===== Material to process

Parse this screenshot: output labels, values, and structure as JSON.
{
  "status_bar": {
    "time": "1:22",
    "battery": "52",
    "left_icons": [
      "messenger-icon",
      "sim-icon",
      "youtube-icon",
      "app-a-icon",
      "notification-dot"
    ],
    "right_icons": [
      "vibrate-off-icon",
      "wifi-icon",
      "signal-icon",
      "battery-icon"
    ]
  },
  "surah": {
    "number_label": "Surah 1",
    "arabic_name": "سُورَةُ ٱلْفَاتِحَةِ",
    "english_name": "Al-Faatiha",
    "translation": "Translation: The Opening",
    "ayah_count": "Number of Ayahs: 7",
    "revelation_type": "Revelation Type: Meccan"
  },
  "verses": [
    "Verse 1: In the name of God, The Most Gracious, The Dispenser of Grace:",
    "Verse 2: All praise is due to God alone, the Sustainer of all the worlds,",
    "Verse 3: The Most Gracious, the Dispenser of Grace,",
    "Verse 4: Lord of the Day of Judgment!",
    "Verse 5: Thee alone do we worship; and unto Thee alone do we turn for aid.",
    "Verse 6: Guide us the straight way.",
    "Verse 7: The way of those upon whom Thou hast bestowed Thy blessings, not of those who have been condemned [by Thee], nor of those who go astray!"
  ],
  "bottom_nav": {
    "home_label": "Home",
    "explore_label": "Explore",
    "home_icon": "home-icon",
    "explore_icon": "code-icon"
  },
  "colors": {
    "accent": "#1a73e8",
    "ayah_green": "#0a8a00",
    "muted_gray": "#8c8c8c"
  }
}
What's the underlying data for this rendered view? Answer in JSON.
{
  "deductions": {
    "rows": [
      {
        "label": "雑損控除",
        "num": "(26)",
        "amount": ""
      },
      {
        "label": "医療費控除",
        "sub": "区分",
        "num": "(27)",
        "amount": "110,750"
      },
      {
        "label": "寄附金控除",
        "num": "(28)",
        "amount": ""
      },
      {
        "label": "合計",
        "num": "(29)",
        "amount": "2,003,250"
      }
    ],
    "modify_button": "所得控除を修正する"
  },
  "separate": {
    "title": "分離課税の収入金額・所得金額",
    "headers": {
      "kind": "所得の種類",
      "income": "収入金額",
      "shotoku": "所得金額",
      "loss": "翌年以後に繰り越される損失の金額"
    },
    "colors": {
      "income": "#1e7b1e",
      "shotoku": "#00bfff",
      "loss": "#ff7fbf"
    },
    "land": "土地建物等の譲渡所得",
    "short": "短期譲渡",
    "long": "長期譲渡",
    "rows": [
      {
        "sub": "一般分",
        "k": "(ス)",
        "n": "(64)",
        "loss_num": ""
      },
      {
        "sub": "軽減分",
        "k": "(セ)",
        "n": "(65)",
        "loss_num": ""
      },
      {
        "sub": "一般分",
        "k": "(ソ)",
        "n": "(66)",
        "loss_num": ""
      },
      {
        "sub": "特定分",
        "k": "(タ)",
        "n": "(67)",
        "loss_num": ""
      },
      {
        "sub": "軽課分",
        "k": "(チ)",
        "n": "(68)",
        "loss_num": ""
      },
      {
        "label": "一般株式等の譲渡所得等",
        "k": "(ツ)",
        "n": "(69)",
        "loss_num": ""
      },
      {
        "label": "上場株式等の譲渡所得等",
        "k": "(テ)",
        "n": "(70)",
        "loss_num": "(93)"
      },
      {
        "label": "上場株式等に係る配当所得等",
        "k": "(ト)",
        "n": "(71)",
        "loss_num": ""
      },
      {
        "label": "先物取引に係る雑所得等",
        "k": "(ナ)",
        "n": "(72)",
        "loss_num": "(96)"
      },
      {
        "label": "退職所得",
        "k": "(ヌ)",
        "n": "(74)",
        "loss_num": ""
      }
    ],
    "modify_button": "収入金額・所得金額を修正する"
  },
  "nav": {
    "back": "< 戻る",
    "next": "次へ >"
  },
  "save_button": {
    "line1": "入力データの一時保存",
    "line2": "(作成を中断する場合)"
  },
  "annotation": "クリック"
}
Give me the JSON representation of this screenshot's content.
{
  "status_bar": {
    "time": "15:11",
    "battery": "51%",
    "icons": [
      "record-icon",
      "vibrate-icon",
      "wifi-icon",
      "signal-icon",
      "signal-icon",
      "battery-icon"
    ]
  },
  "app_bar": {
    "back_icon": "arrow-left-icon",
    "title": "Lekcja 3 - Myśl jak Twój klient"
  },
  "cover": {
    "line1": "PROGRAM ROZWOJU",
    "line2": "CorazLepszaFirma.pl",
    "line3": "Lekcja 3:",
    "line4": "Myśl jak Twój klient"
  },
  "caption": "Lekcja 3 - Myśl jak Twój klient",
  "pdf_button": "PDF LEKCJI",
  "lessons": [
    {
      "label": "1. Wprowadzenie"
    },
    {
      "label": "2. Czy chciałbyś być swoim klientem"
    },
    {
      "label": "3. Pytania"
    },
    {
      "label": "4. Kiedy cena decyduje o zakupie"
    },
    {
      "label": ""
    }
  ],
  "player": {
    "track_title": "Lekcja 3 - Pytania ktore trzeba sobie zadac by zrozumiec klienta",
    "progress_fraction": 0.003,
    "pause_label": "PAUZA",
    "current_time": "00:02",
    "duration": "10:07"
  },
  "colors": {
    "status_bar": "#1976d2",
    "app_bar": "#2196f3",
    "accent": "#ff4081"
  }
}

==========

Exercise instructions: Produce an exact copy of all the records.

Output of the task:
Parse this screenshot: output labels, values, and structure as JSON.
{
  "status_bar": {
    "time": "1:22",
    "battery": "52",
    "left_icons": [
      "messenger-icon",
      "sim-icon",
      "youtube-icon",
      "app-a-icon",
      "notification-dot"
    ],
    "right_icons": [
      "vibrate-off-icon",
      "wifi-icon",
      "signal-icon",
      "battery-icon"
    ]
  },
  "surah": {
    "number_label": "Surah 1",
    "arabic_name": "سُورَةُ ٱلْفَاتِحَةِ",
    "english_name": "Al-Faatiha",
    "translation": "Translation: The Opening",
    "ayah_count": "Number of Ayahs: 7",
    "revelation_type": "Revelation Type: Meccan"
  },
  "verses": [
    "Verse 1: In the name of God, The Most Gracious, The Dispenser of Grace:",
    "Verse 2: All praise is due to God alone, the Sustainer of all the worlds,",
    "Verse 3: The Most Gracious, the Dispenser of Grace,",
    "Verse 4: Lord of the Day of Judgment!",
    "Verse 5: Thee alone do we worship; and unto Thee alone do we turn for aid.",
    "Verse 6: Guide us the straight way.",
    "Verse 7: The way of those upon whom Thou hast bestowed Thy blessings, not of those who have been condemned [by Thee], nor of those who go astray!"
  ],
  "bottom_nav": {
    "home_label": "Home",
    "explore_label": "Explore",
    "home_icon": "home-icon",
    "explore_icon": "code-icon"
  },
  "colors": {
    "accent": "#1a73e8",
    "ayah_green": "#0a8a00",
    "muted_gray": "#8c8c8c"
  }
}
What's the underlying data for this rendered view? Answer in JSON.
{
  "deductions": {
    "rows": [
      {
        "label": "雑損控除",
        "num": "(26)",
        "amount": ""
      },
      {
        "label": "医療費控除",
        "sub": "区分",
        "num": "(27)",
        "amount": "110,750"
      },
      {
        "label": "寄附金控除",
        "num": "(28)",
        "amount": ""
      },
      {
        "label": "合計",
        "num": "(29)",
        "amount": "2,003,250"
      }
    ],
    "modify_button": "所得控除を修正する"
  },
  "separate": {
    "title": "分離課税の収入金額・所得金額",
    "headers": {
      "kind": "所得の種類",
      "income": "収入金額",
      "shotoku": "所得金額",
      "loss": "翌年以後に繰り越される損失の金額"
    },
    "colors": {
      "income": "#1e7b1e",
      "shotoku": "#00bfff",
      "loss": "#ff7fbf"
    },
    "land": "土地建物等の譲渡所得",
    "short": "短期譲渡",
    "long": "長期譲渡",
    "rows": [
      {
        "sub": "一般分",
        "k": "(ス)",
        "n": "(64)",
        "loss_num": ""
      },
      {
        "sub": "軽減分",
        "k": "(セ)",
        "n": "(65)",
        "loss_num": ""
      },
      {
        "sub": "一般分",
        "k": "(ソ)",
        "n": "(66)",
        "loss_num": ""
      },
      {
        "sub": "特定分",
        "k": "(タ)",
        "n": "(67)",
        "loss_num": ""
      },
      {
        "sub": "軽課分",
        "k": "(チ)",
        "n": "(68)",
        "loss_num": ""
      },
      {
        "label": "一般株式等の譲渡所得等",
        "k": "(ツ)",
        "n": "(69)",
        "loss_num": ""
      },
      {
        "label": "上場株式等の譲渡所得等",
        "k": "(テ)",
        "n": "(70)",
        "loss_num": "(93)"
      },
      {
        "label": "上場株式等に係る配当所得等",
        "k": "(ト)",
        "n": "(71)",
        "loss_num": ""
      },
      {
        "label": "先物取引に係る雑所得等",
        "k": "(ナ)",
        "n": "(72)",
        "loss_num": "(96)"
      },
      {
        "label": "退職所得",
        "k": "(ヌ)",
        "n": "(74)",
        "loss_num": ""
      }
    ],
    "modify_button": "収入金額・所得金額を修正する"
  },
  "nav": {
    "back": "< 戻る",
    "next": "次へ >"
  },
  "save_button": {
    "line1": "入力データの一時保存",
    "line2": "(作成を中断する場合)"
  },
  "annotation": "クリック"
}
Give me the JSON representation of this screenshot's content.
{
  "status_bar": {
    "time": "15:11",
    "battery": "51%",
    "icons": [
      "record-icon",
      "vibrate-icon",
      "wifi-icon",
      "signal-icon",
      "signal-icon",
      "battery-icon"
    ]
  },
  "app_bar": {
    "back_icon": "arrow-left-icon",
    "title": "Lekcja 3 - Myśl jak Twój klient"
  },
  "cover": {
    "line1": "PROGRAM ROZWOJU",
    "line2": "CorazLepszaFirma.pl",
    "line3": "Lekcja 3:",
    "line4": "Myśl jak Twój klient"
  },
  "caption": "Lekcja 3 - Myśl jak Twój klient",
  "pdf_button": "PDF LEKCJI",
  "lessons": [
    {
      "label": "1. Wprowadzenie"
    },
    {
      "label": "2. Czy chciałbyś być swoim klientem"
    },
    {
      "label": "3. Pytania"
    },
    {
      "label": "4. Kiedy cena decyduje o zakupie"
    },
    {
      "label": ""
    }
  ],
  "player": {
    "track_title": "Lekcja 3 - Pytania ktore trzeba sobie zadac by zrozumiec klienta",
    "progress_fraction": 0.003,
    "pause_label": "PAUZA",
    "current_time": "00:02",
    "duration": "10:07"
  },
  "colors": {
    "status_bar": "#1976d2",
    "app_bar": "#2196f3",
    "accent": "#ff4081"
  }
}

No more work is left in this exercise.